**RECORDS TO PROCESS:**
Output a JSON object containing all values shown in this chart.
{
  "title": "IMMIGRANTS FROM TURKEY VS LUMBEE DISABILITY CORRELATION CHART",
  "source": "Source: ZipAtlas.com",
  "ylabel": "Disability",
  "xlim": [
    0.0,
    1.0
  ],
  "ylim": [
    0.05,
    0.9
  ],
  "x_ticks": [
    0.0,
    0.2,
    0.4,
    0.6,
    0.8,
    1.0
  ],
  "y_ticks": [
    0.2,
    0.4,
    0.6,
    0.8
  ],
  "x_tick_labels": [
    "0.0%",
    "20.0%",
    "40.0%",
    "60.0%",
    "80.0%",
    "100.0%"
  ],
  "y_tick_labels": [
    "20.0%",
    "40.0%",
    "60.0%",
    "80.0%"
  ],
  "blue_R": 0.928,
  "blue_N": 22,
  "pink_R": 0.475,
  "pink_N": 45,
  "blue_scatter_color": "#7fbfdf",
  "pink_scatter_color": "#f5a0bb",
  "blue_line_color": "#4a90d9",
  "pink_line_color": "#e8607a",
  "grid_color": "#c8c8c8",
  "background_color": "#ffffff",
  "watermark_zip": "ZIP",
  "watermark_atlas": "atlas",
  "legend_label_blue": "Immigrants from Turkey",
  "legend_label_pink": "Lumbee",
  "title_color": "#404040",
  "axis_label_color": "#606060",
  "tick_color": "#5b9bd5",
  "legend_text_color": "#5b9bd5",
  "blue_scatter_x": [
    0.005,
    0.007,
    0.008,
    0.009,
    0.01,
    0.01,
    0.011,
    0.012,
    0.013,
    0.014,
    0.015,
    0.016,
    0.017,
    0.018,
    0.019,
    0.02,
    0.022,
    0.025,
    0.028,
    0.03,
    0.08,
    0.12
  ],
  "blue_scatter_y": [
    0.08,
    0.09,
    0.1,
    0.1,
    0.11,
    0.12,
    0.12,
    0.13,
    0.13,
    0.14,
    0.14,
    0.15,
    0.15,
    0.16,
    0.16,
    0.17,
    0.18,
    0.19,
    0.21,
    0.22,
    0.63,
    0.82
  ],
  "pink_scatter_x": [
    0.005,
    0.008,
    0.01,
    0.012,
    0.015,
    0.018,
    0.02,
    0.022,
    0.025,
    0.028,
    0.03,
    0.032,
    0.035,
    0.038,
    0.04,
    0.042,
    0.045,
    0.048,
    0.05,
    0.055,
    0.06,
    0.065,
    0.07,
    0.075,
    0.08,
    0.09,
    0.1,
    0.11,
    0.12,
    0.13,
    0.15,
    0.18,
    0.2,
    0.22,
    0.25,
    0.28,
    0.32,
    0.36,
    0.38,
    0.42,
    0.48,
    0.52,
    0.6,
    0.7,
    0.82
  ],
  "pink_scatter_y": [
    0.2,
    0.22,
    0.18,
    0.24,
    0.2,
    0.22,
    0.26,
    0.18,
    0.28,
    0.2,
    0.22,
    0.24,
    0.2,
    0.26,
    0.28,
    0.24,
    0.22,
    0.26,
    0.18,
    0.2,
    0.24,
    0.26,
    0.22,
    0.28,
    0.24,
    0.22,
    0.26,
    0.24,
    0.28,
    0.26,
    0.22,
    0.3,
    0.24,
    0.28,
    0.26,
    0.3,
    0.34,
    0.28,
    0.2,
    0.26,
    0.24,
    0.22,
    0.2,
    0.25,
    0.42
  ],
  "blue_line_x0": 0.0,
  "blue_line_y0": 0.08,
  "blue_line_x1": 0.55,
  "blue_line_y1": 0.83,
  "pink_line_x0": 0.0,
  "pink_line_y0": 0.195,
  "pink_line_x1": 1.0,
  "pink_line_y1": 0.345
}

**TASK PROMPT:** Repeat all the entries word for word.

**EXPECTED ANSWER:**
Output a JSON object containing all values shown in this chart.
{
  "title": "IMMIGRANTS FROM TURKEY VS LUMBEE DISABILITY CORRELATION CHART",
  "source": "Source: ZipAtlas.com",
  "ylabel": "Disability",
  "xlim": [
    0.0,
    1.0
  ],
  "ylim": [
    0.05,
    0.9
  ],
  "x_ticks": [
    0.0,
    0.2,
    0.4,
    0.6,
    0.8,
    1.0
  ],
  "y_ticks": [
    0.2,
    0.4,
    0.6,
    0.8
  ],
  "x_tick_labels": [
    "0.0%",
    "20.0%",
    "40.0%",
    "60.0%",
    "80.0%",
    "100.0%"
  ],
  "y_tick_labels": [
    "20.0%",
    "40.0%",
    "60.0%",
    "80.0%"
  ],
  "blue_R": 0.928,
  "blue_N": 22,
  "pink_R": 0.475,
  "pink_N": 45,
  "blue_scatter_color": "#7fbfdf",
  "pink_scatter_color": "#f5a0bb",
  "blue_line_color": "#4a90d9",
  "pink_line_color": "#e8607a",
  "grid_color": "#c8c8c8",
  "background_color": "#ffffff",
  "watermark_zip": "ZIP",
  "watermark_atlas": "atlas",
  "legend_label_blue": "Immigrants from Turkey",
  "legend_label_pink": "Lumbee",
  "title_color": "#404040",
  "axis_label_color": "#606060",
  "tick_color": "#5b9bd5",
  "legend_text_color": "#5b9bd5",
  "blue_scatter_x": [
    0.005,
    0.007,
    0.008,
    0.009,
    0.01,
    0.01,
    0.011,
    0.012,
    0.013,
    0.014,
    0.015,
    0.016,
    0.017,
    0.018,
    0.019,
    0.02,
    0.022,
    0.025,
    0.028,
    0.03,
    0.08,
    0.12
  ],
  "blue_scatter_y": [
    0.08,
    0.09,
    0.1,
    0.1,
    0.11,
    0.12,
    0.12,
    0.13,
    0.13,
    0.14,
    0.14,
    0.15,
    0.15,
    0.16,
    0.16,
    0.17,
    0.18,
    0.19,
    0.21,
    0.22,
    0.63,
    0.82
  ],
  "pink_scatter_x": [
    0.005,
    0.008,
    0.01,
    0.012,
    0.015,
    0.018,
    0.02,
    0.022,
    0.025,
    0.028,
    0.03,
    0.032,
    0.035,
    0.038,
    0.04,
    0.042,
    0.045,
    0.048,
    0.05,
    0.055,
    0.06,
    0.065,
    0.07,
    0.075,
    0.08,
    0.09,
    0.1,
    0.11,
    0.12,
    0.13,
    0.15,
    0.18,
    0.2,
    0.22,
    0.25,
    0.28,
    0.32,
    0.36,
    0.38,
    0.42,
    0.48,
    0.52,
    0.6,
    0.7,
    0.82
  ],
  "pink_scatter_y": [
    0.2,
    0.22,
    0.18,
    0.24,
    0.2,
    0.22,
    0.26,
    0.18,
    0.28,
    0.2,
    0.22,
    0.24,
    0.2,
    0.26,
    0.28,
    0.24,
    0.22,
    0.26,
    0.18,
    0.2,
    0.24,
    0.26,
    0.22,
    0.28,
    0.24,
    0.22,
    0.26,
    0.24,
    0.28,
    0.26,
    0.22,
    0.3,
    0.24,
    0.28,
    0.26,
    0.3,
    0.34,
    0.28,
    0.2,
    0.26,
    0.24,
    0.22,
    0.2,
    0.25,
    0.42
  ],
  "blue_line_x0": 0.0,
  "blue_line_y0": 0.08,
  "blue_line_x1": 0.55,
  "blue_line_y1": 0.83,
  "pink_line_x0": 0.0,
  "pink_line_y0": 0.195,
  "pink_line_x1": 1.0,
  "pink_line_y1": 0.345
}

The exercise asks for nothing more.